→ **STATED GOAL**
Scan the material for the word "Atunuu", and copy each line where it shows up.

[Stored records]
━━━

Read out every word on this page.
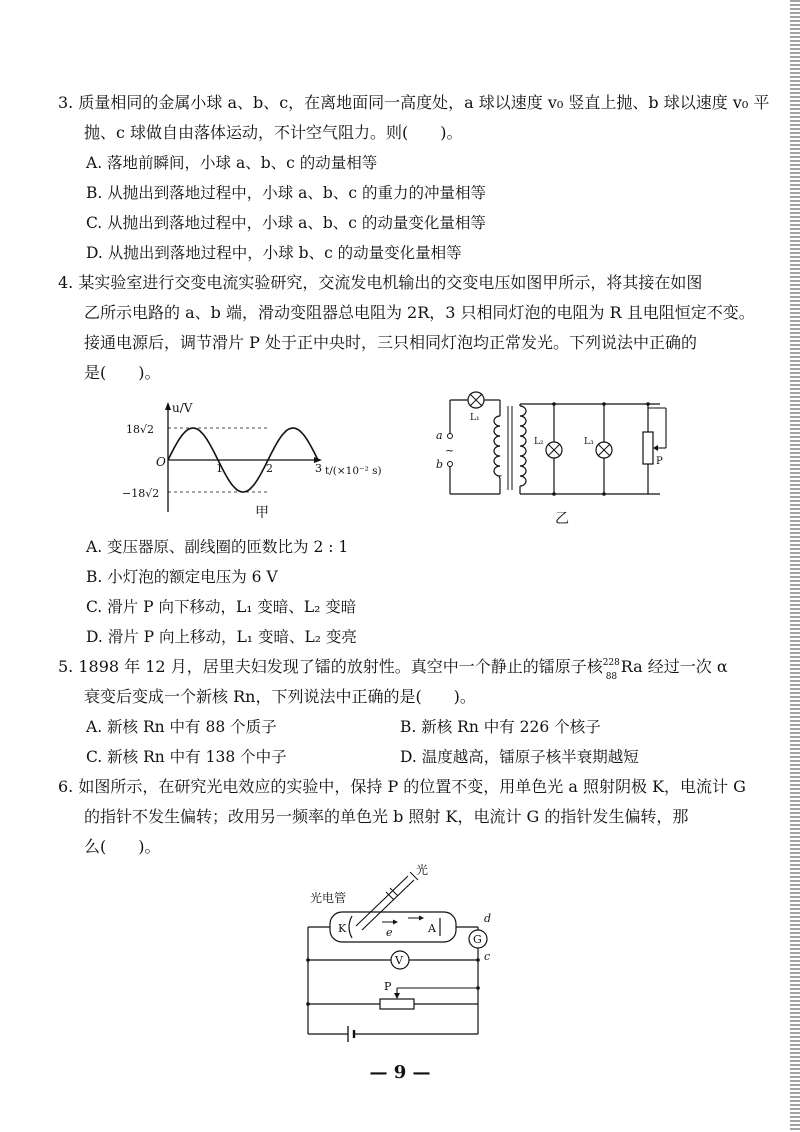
3. 质量相同的金属小球 a、b、c，在离地面同一高度处，a 球以速度 v₀ 竖直上抛、b 球以速度 v₀ 平
抛、c 球做自由落体运动，不计空气阻力。则(　　)。
A. 落地前瞬间，小球 a、b、c 的动量相等
B. 从抛出到落地过程中，小球 a、b、c 的重力的冲量相等
C. 从抛出到落地过程中，小球 a、b、c 的动量变化量相等
D. 从抛出到落地过程中，小球 b、c 的动量变化量相等
4. 某实验室进行交变电流实验研究，交流发电机输出的交变电压如图甲所示，将其接在如图
乙所示电路的 a、b 端，滑动变阻器总电阻为 2R，3 只相同灯泡的电阻为 R 且电阻恒定不变。
接通电源后，调节滑片 P 处于正中央时，三只相同灯泡均正常发光。下列说法中正确的
是(　　)。
u/V
18√2
−18√2
O	1	2	3 t/(×10⁻² s)
甲
a
b
~
L₁
L₂	L₃
P
乙
A. 变压器原、副线圈的匝数比为 2 : 1
B. 小灯泡的额定电压为 6 V
C. 滑片 P 向下移动，L₁ 变暗、L₂ 变暗
D. 滑片 P 向上移动，L₁ 变暗、L₂ 变亮
5. 1898 年 12 月，居里夫妇发现了镭的放射性。真空中一个静止的镭原子核 228
88
Ra 经过一次 α
衰变后变成一个新核 Rn，下列说法中正确的是(　　)。
A. 新核 Rn 中有 88 个质子	B. 新核 Rn 中有 226 个核子
C. 新核 Rn 中有 138 个中子	D. 温度越高，镭原子核半衰期越短
6. 如图所示，在研究光电效应的实验中，保持 P 的位置不变，用单色光 a 照射阴极 K，电流计 G
的指针不发生偏转；改用另一频率的单色光 b 照射 K，电流计 G 的指针发生偏转，那
么(　　)。
光
光电管
K	A
e
G
d
c
V
P
— 9 —
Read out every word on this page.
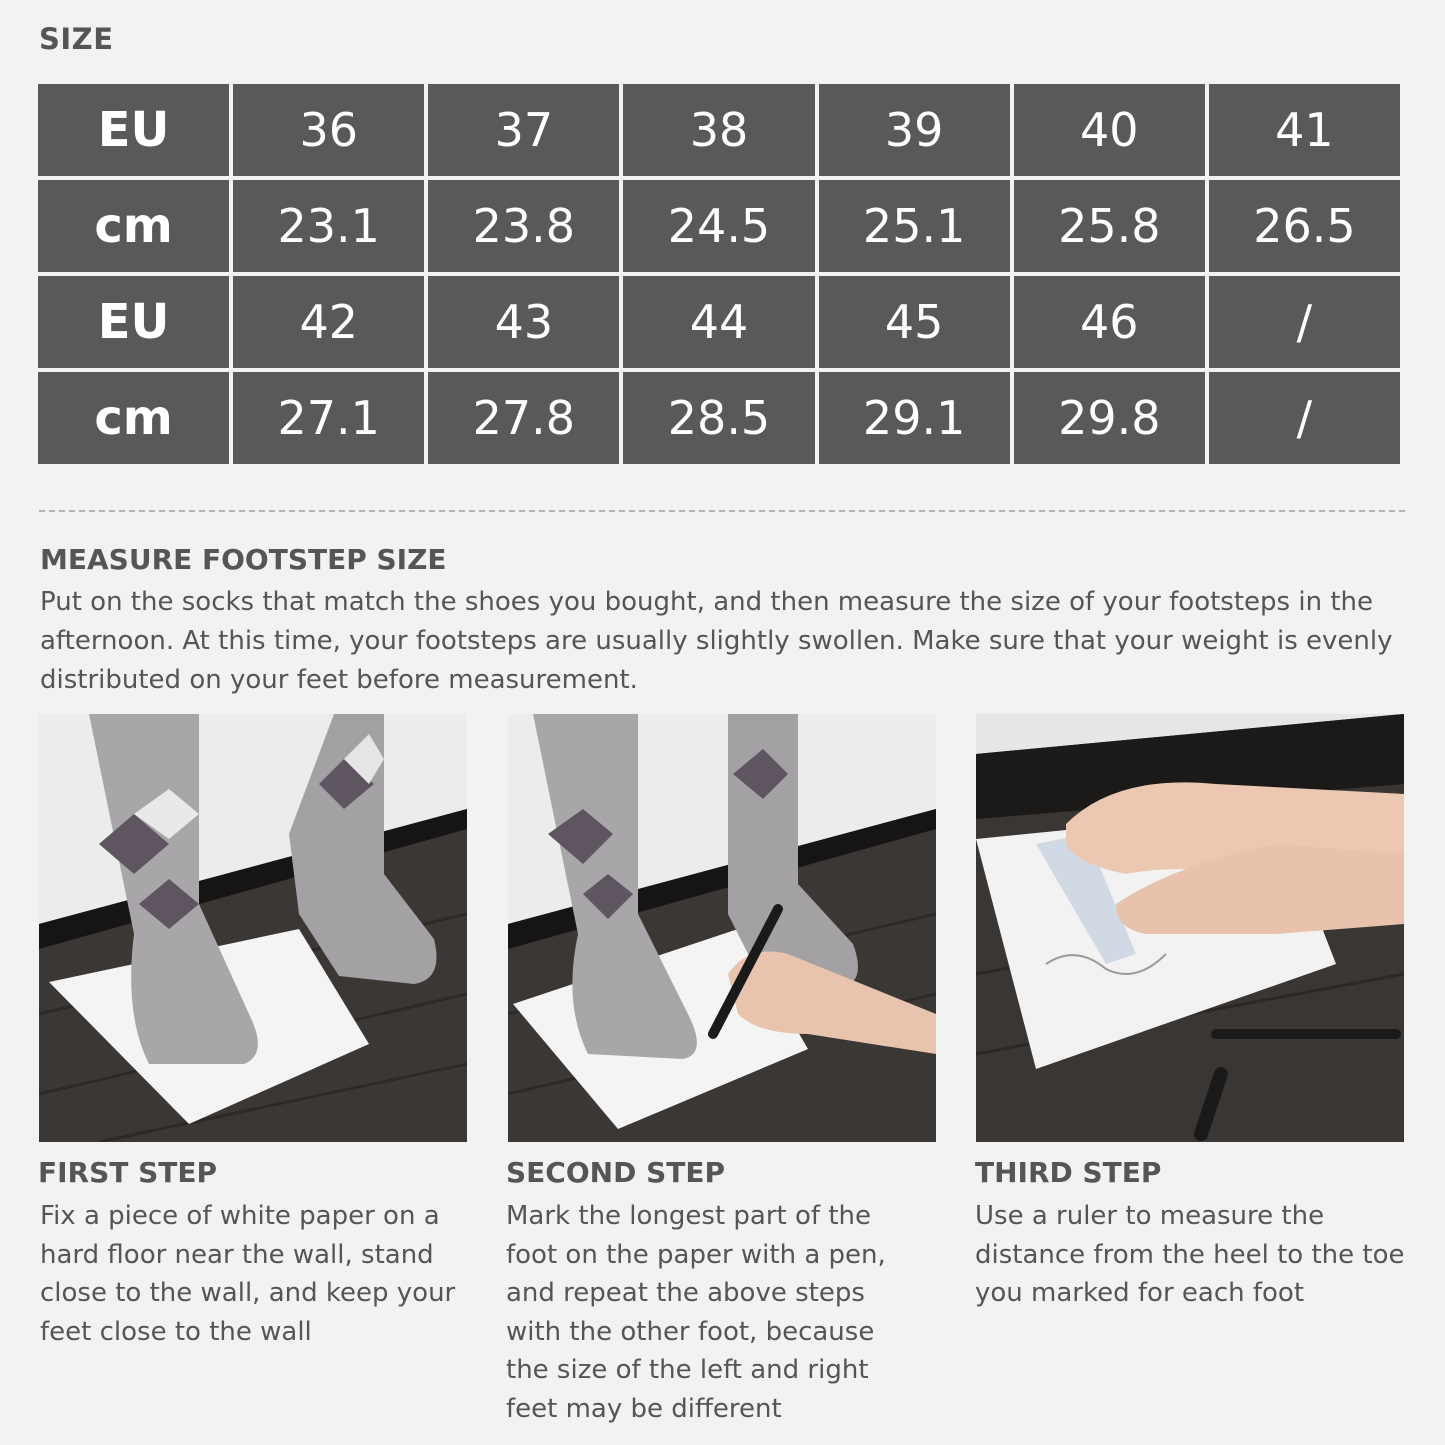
SIZE
EU	36	37	38	39	40	41
cm	23.1	23.8	24.5	25.1	25.8	26.5
EU	42	43	44	45	46	/
cm	27.1	27.8	28.5	29.1	29.8	/
MEASURE FOOTSTEP SIZE
Put on the socks that match the shoes you bought, and then measure the size of your footsteps in the afternoon. At this time, your footsteps are usually slightly swollen. Make sure that your weight is evenly distributed on your feet before measurement.
FIRST STEP
Fix a piece of white paper on a hard floor near the wall, stand close to the wall, and keep your feet close to the wall
SECOND STEP
Mark the longest part of the foot on the paper with a pen, and repeat the above steps with the other foot, because the size of the left and right feet may be different
THIRD STEP
Use a ruler to measure the distance from the heel to the toe you marked for each foot
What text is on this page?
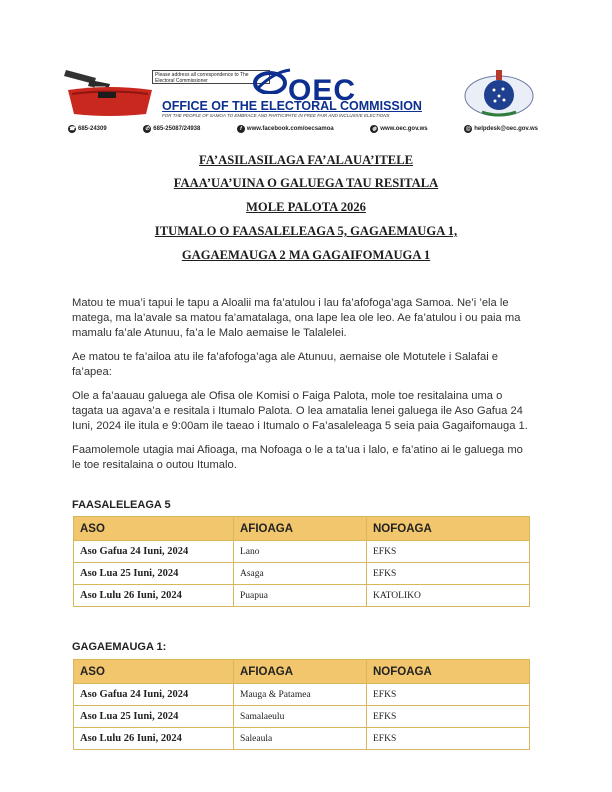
Please address all correspondence to The Electoral Commissioner	OEC
OFFICE OF THE ELECTORAL COMMISSION
FOR THE PEOPLE OF SAMOA TO EMBRACE AND PARTICIPATE IN FREE FAIR AND INCLUSIVE ELECTIONS
☎ 685-24309	✆ 685-25087/24938	f www.facebook.com/oecsamoa	◍ www.oec.gov.ws	@ helpdesk@oec.gov.ws
FA’ASILASILAGA FA’ALAUA’ITELE
FAAA’UA’UINA O GALUEGA TAU RESITALA
MOLE PALOTA 2026
ITUMALO O FAASALELEAGA 5, GAGAEMAUGA 1,
GAGAEMAUGA 2 MA GAGAIFOMAUGA 1
Matou te mua’i tapui le tapu a Aloalii ma fa’atulou i lau fa’afofoga’aga Samoa. Ne’i ’ela le matega, ma la’avale sa matou fa’amatalaga, ona lape lea ole leo. Ae fa’atulou i ou paia ma mamalu fa’ale Atunuu, fa’a le Malo aemaise le Talalelei.
Ae matou te fa’ailoa atu ile fa’afofoga’aga ale Atunuu, aemaise ole Motutele i Salafai e fa’apea:
Ole a fa’aauau galuega ale Ofisa ole Komisi o Faiga Palota, mole toe resitalaina uma o tagata ua agava’a e resitala i Itumalo Palota. O lea amatalia lenei galuega ile Aso Gafua 24 Iuni, 2024 ile itula e 9:00am ile taeao i Itumalo o Fa’asaleleaga 5 seia paia Gagaifomauga 1.
Faamolemole utagia mai Afioaga, ma Nofoaga o le a ta’ua i lalo, e fa’atino ai le galuega mo le toe resitalaina o outou Itumalo.
FAASALELEAGA 5
ASO	AFIOAGA	NOFOAGA
Aso Gafua 24 Iuni, 2024	Lano	EFKS
Aso Lua 25 Iuni, 2024	Asaga	EFKS
Aso Lulu 26 Iuni, 2024	Puapua	KATOLIKO
GAGAEMAUGA 1:
ASO	AFIOAGA	NOFOAGA
Aso Gafua 24 Iuni, 2024	Mauga & Patamea	EFKS
Aso Lua 25 Iuni, 2024	Samalaeulu	EFKS
Aso Lulu 26 Iuni, 2024	Saleaula	EFKS
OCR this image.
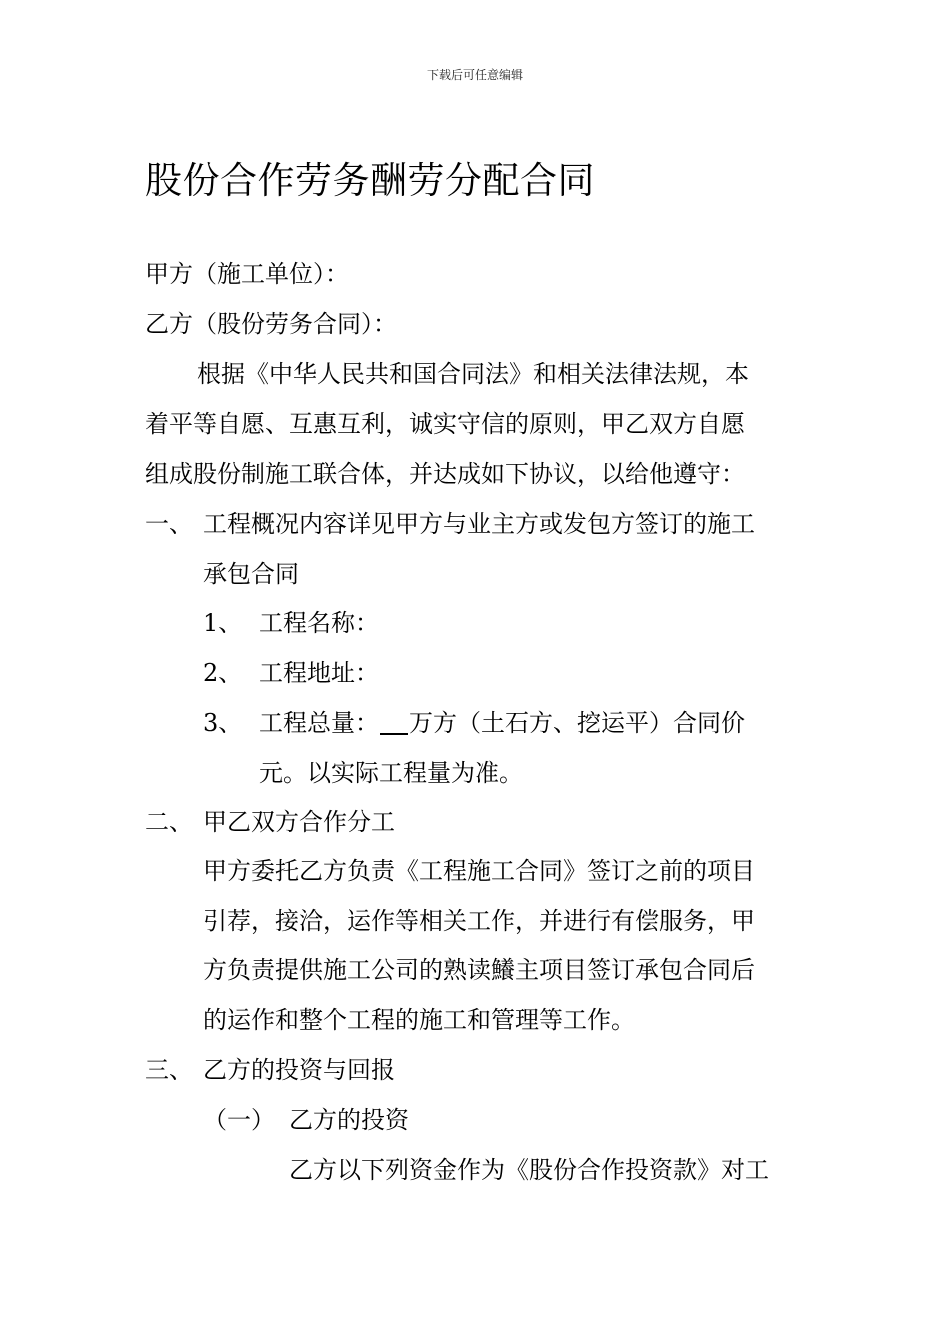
下载后可任意编辑
股份合作劳务酬劳分配合同
甲方（施工单位）：
乙方（股份劳务合同）：
根据《中华人民共和国合同法》和相关法律法规，本
着平等自愿、互惠互利，诚实守信的原则，甲乙双方自愿
组成股份制施工联合体，并达成如下协议，以给他遵守：
一、 工程概况内容详见甲方与业主方或发包方签订的施工
承包合同
1、 工程名称：
2、 工程地址：
3、 工程总量： 万方（土石方、挖运平）合同价
元。以实际工程量为准。
二、 甲乙双方合作分工
甲方委托乙方负责《工程施工合同》签订之前的项目
引荐，接洽，运作等相关工作，并进行有偿服务，甲
方负责提供施工公司的熟读鱶主项目签订承包合同后
的运作和整个工程的施工和管理等工作。
三、 乙方的投资与回报
（一） 乙方的投资
乙方以下列资金作为《股份合作投资款》对工
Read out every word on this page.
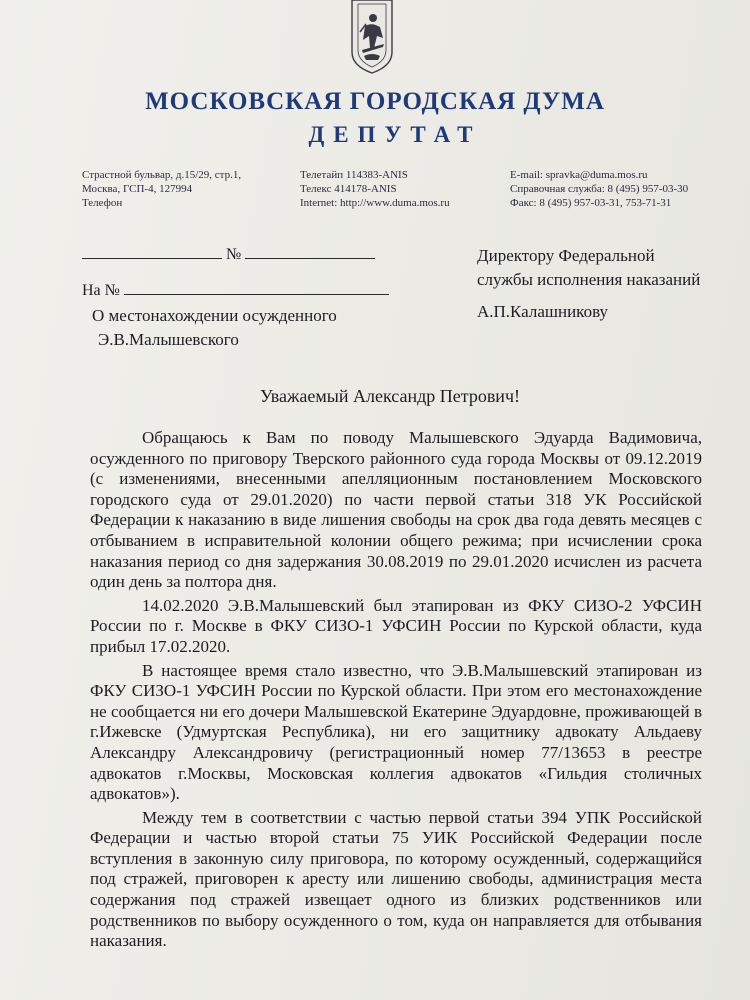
МОСКОВСКАЯ ГОРОДСКАЯ ДУМА
ДЕПУТАТ
Страстной бульвар, д.15/29, стр.1,
Москва, ГСП-4, 127994
Телефон
Телетайп 114383-ANIS
Телекс 414178-ANIS
Internet: http://www.duma.mos.ru
E-mail: spravka@duma.mos.ru
Справочная служба: 8 (495) 957-03-30
Факс: 8 (495) 957-03-31, 753-71-31
№
На №
О местонахождении осужденного
Э.В.Малышевского
Директору Федеральной
службы исполнения наказаний
А.П.Калашникову
Уважаемый Александр Петрович!

Обращаюсь к Вам по поводу Малышевского Эдуарда Вадимовича, осужденного по приговору Тверского районного суда города Москвы от 09.12.2019 (с изменениями, внесенными апелляционным постановлением Московского городского суда от 29.01.2020) по части первой статьи 318 УК Российской Федерации к наказанию в виде лишения свободы на срок два года девять месяцев с отбыванием в исправительной колонии общего режима; при исчислении срока наказания период со дня задержания 30.08.2019 по 29.01.2020 исчислен из расчета один день за полтора дня.

14.02.2020 Э.В.Малышевский был этапирован из ФКУ СИЗО-2 УФСИН России по г. Москве в ФКУ СИЗО-1 УФСИН России по Курской области, куда прибыл 17.02.2020.

В настоящее время стало известно, что Э.В.Малышевский этапирован из ФКУ СИЗО-1 УФСИН России по Курской области. При этом его местонахождение не сообщается ни его дочери Малышевской Екатерине Эдуардовне, проживающей в г.Ижевске (Удмуртская Республика), ни его защитнику адвокату Альдаеву Александру Александровичу (регистрационный номер 77/13653 в реестре адвокатов г.Москвы, Московская коллегия адвокатов «Гильдия столичных адвокатов»).

Между тем в соответствии с частью первой статьи 394 УПК Российской Федерации и частью второй статьи 75 УИК Российской Федерации после вступления в законную силу приговора, по которому осужденный, содержащийся под стражей, приговорен к аресту или лишению свободы, администрация места содержания под стражей извещает одного из близких родственников или родственников по выбору осужденного о том, куда он направляется для отбывания наказания.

━━━

→ **FINAL RESULT**
Matou te mua’i tapui le tapu a Aloalii ma fa’atulou i lau fa’afofoga’aga Samoa. Ne’i ’ela le matega, ma la’avale sa matou fa’amatalaga, ona lape lea ole leo. Ae fa’atulou i ou paia ma mamalu fa’ale Atunuu, fa’a le Malo aemaise le Talalelei.
Ae matou te fa’ailoa atu ile fa’afofoga’aga ale Atunuu, aemaise ole Motutele i Salafai e fa’apea:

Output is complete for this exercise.